■ Short problem ■
Change every "bar" to "column" in the entries, starting with the line that contains "446, 503, 466]" and going on through the line that contains "446, 606, 466]". Give only those lines again, with everything else left as it is.
--- start Excerpted records ---
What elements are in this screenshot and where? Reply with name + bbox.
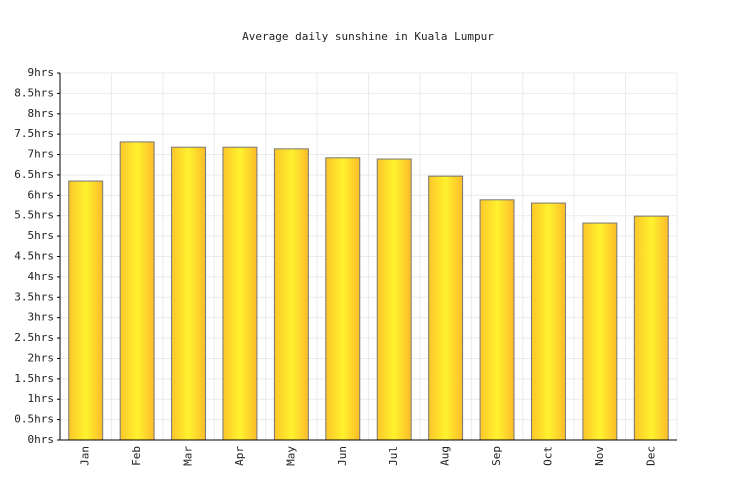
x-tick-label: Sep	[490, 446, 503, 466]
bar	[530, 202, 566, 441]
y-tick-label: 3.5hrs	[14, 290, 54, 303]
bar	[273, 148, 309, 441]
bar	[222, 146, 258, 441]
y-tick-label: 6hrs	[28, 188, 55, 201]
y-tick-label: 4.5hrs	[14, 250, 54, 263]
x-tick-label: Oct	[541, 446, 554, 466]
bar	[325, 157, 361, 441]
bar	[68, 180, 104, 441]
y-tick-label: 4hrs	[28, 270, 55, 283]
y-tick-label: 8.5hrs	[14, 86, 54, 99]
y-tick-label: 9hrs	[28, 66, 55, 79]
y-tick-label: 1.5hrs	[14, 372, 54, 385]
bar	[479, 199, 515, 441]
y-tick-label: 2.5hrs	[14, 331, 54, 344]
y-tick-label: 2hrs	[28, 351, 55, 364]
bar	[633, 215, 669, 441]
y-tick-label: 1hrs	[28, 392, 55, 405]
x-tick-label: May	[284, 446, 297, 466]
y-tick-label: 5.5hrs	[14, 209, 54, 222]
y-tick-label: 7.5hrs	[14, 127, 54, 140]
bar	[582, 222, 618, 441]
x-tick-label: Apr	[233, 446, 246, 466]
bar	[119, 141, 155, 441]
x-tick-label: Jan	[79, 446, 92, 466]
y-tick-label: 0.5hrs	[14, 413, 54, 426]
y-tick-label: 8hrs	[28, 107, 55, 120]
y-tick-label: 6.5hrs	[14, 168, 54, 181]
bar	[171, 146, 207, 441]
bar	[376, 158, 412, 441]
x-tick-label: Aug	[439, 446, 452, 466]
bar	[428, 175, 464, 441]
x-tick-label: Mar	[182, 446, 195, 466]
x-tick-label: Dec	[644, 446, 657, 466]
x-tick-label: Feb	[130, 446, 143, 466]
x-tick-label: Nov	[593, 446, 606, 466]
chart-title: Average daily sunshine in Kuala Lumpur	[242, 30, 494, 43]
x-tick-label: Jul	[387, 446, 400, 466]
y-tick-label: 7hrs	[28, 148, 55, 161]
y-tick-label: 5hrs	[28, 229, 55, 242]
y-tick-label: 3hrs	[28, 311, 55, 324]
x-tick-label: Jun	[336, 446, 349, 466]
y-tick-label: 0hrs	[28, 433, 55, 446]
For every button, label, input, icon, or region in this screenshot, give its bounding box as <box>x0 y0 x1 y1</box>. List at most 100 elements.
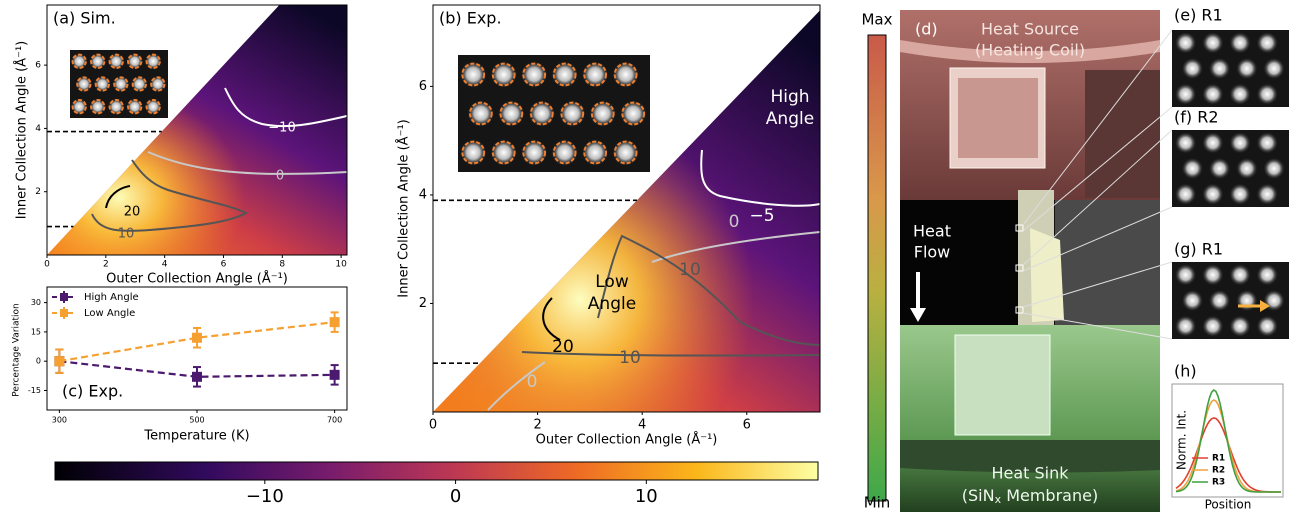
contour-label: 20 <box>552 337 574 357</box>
--- end Excerpted records ---
■ Task answer ■
x-tick-label: Sep	[490, 446, 503, 466]
column	[530, 202, 566, 441]
y-tick-label: 3.5hrs	[14, 290, 54, 303]
column	[273, 148, 309, 441]
column	[222, 146, 258, 441]
y-tick-label: 6hrs	[28, 188, 55, 201]
y-tick-label: 4.5hrs	[14, 250, 54, 263]
x-tick-label: Oct	[541, 446, 554, 466]
column	[325, 157, 361, 441]
column	[68, 180, 104, 441]
y-tick-label: 4hrs	[28, 270, 55, 283]
y-tick-label: 8.5hrs	[14, 86, 54, 99]
y-tick-label: 9hrs	[28, 66, 55, 79]
y-tick-label: 1.5hrs	[14, 372, 54, 385]
column	[479, 199, 515, 441]
y-tick-label: 2.5hrs	[14, 331, 54, 344]
y-tick-label: 2hrs	[28, 351, 55, 364]
column	[633, 215, 669, 441]
y-tick-label: 1hrs	[28, 392, 55, 405]
x-tick-label: May	[284, 446, 297, 466]
y-tick-label: 5.5hrs	[14, 209, 54, 222]
y-tick-label: 7.5hrs	[14, 127, 54, 140]
column	[582, 222, 618, 441]
x-tick-label: Apr	[233, 446, 246, 466]
column	[119, 141, 155, 441]
x-tick-label: Jan	[79, 446, 92, 466]
y-tick-label: 0.5hrs	[14, 413, 54, 426]
y-tick-label: 8hrs	[28, 107, 55, 120]
y-tick-label: 6.5hrs	[14, 168, 54, 181]
column	[171, 146, 207, 441]
column	[376, 158, 412, 441]
x-tick-label: Aug	[439, 446, 452, 466]
column	[428, 175, 464, 441]
x-tick-label: Mar	[182, 446, 195, 466]
x-tick-label: Dec	[644, 446, 657, 466]
x-tick-label: Feb	[130, 446, 143, 466]
x-tick-label: Nov	[593, 446, 606, 466]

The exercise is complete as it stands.